= To be done =
Copy each of the entries below faithfully, setting aside any pictures.

>> START Exercise material

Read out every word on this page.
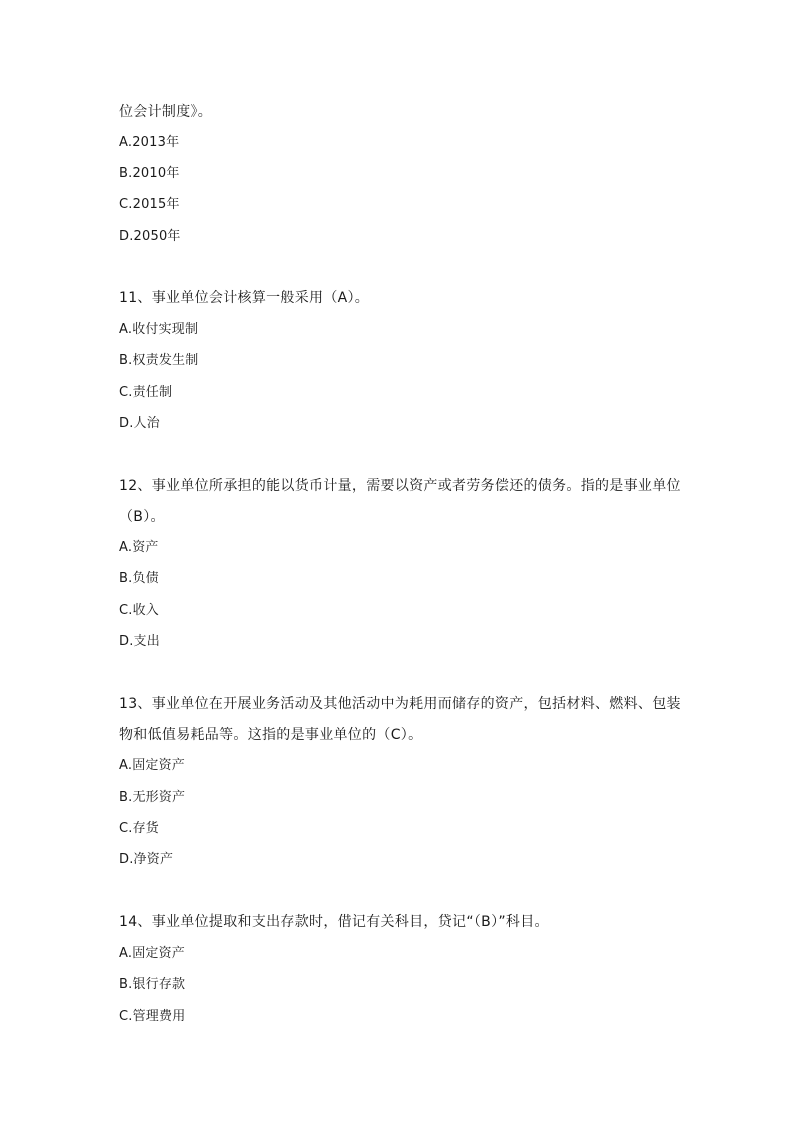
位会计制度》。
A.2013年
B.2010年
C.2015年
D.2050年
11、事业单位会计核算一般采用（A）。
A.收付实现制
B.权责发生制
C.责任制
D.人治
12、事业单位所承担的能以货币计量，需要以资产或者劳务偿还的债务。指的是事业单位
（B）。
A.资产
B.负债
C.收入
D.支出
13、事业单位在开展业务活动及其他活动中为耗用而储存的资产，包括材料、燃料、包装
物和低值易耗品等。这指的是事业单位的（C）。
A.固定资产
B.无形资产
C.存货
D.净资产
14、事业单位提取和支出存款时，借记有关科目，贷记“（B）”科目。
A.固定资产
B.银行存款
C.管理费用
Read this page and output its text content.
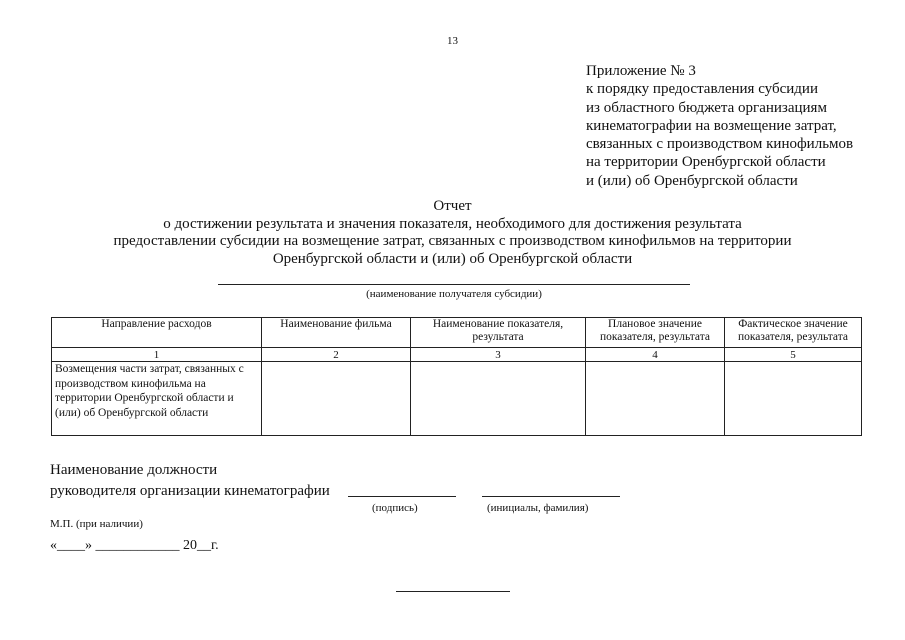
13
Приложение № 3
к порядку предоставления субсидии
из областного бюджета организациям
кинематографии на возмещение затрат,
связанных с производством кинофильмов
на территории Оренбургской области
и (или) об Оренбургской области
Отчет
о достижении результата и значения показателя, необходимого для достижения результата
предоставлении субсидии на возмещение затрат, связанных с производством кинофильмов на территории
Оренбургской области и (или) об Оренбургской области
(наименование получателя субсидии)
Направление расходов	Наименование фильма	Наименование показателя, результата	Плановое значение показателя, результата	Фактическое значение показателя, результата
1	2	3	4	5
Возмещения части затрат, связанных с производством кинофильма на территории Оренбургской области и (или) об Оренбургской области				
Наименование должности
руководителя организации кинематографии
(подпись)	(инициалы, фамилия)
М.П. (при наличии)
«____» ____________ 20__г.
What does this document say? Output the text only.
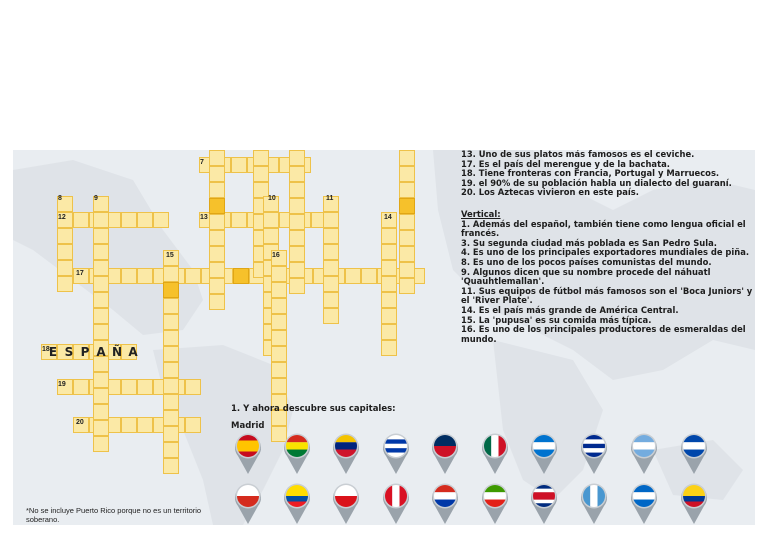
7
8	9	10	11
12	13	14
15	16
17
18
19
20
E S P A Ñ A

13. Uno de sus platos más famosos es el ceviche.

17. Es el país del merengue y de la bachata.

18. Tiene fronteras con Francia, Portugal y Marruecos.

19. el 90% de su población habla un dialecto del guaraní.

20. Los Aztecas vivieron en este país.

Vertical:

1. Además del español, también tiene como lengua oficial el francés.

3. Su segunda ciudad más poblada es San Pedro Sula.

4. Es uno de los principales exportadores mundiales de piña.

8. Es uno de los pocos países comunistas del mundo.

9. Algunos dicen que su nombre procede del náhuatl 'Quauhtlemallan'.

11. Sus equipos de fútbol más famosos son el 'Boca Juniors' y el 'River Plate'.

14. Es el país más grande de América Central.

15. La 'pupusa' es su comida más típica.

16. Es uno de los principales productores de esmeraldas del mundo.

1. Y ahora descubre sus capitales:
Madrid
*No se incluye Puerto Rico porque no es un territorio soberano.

>> END Exercise material

= Correct response =
Read out every word on this page.
位会计制度》。
A.2013年
B.2010年
C.2015年
D.2050年
11、事业单位会计核算一般采用（A）。
A.收付实现制
B.权责发生制
C.责任制
D.人治
12、事业单位所承担的能以货币计量，需要以资产或者劳务偿还的债务。指的是事业单位
（B）。
A.资产
B.负债
C.收入
D.支出
13、事业单位在开展业务活动及其他活动中为耗用而储存的资产，包括材料、燃料、包装
物和低值易耗品等。这指的是事业单位的（C）。
A.固定资产
B.无形资产
C.存货
D.净资产
14、事业单位提取和支出存款时，借记有关科目，贷记“（B）”科目。
A.固定资产
B.银行存款
C.管理费用
Read this page and output its text content.
13
Приложение № 3
к порядку предоставления субсидии
из областного бюджета организациям
кинематографии на возмещение затрат,
связанных с производством кинофильмов
на территории Оренбургской области
и (или) об Оренбургской области
Отчет
о достижении результата и значения показателя, необходимого для достижения результата
предоставлении субсидии на возмещение затрат, связанных с производством кинофильмов на территории
Оренбургской области и (или) об Оренбургской области
(наименование получателя субсидии)
Направление расходов	Наименование фильма	Наименование показателя, результата	Плановое значение показателя, результата	Фактическое значение показателя, результата
1	2	3	4	5
Возмещения части затрат, связанных с производством кинофильма на территории Оренбургской области и (или) об Оренбургской области				
Наименование должности
руководителя организации кинематографии
(подпись)	(инициалы, фамилия)
М.П. (при наличии)
«____» ____________ 20__г.
What does this document say? Output the text only.
7
8	9	10	11
12	13	14
15	16
17
18
19
20
E S P A Ñ A

13. Uno de sus platos más famosos es el ceviche.

17. Es el país del merengue y de la bachata.

18. Tiene fronteras con Francia, Portugal y Marruecos.

19. el 90% de su población habla un dialecto del guaraní.

20. Los Aztecas vivieron en este país.

Vertical:

1. Además del español, también tiene como lengua oficial el francés.

3. Su segunda ciudad más poblada es San Pedro Sula.

4. Es uno de los principales exportadores mundiales de piña.

8. Es uno de los pocos países comunistas del mundo.

9. Algunos dicen que su nombre procede del náhuatl 'Quauhtlemallan'.

11. Sus equipos de fútbol más famosos son el 'Boca Juniors' y el 'River Plate'.

14. Es el país más grande de América Central.

15. La 'pupusa' es su comida más típica.

16. Es uno de los principales productores de esmeraldas del mundo.

1. Y ahora descubre sus capitales:
Madrid
*No se incluye Puerto Rico porque no es un territorio soberano.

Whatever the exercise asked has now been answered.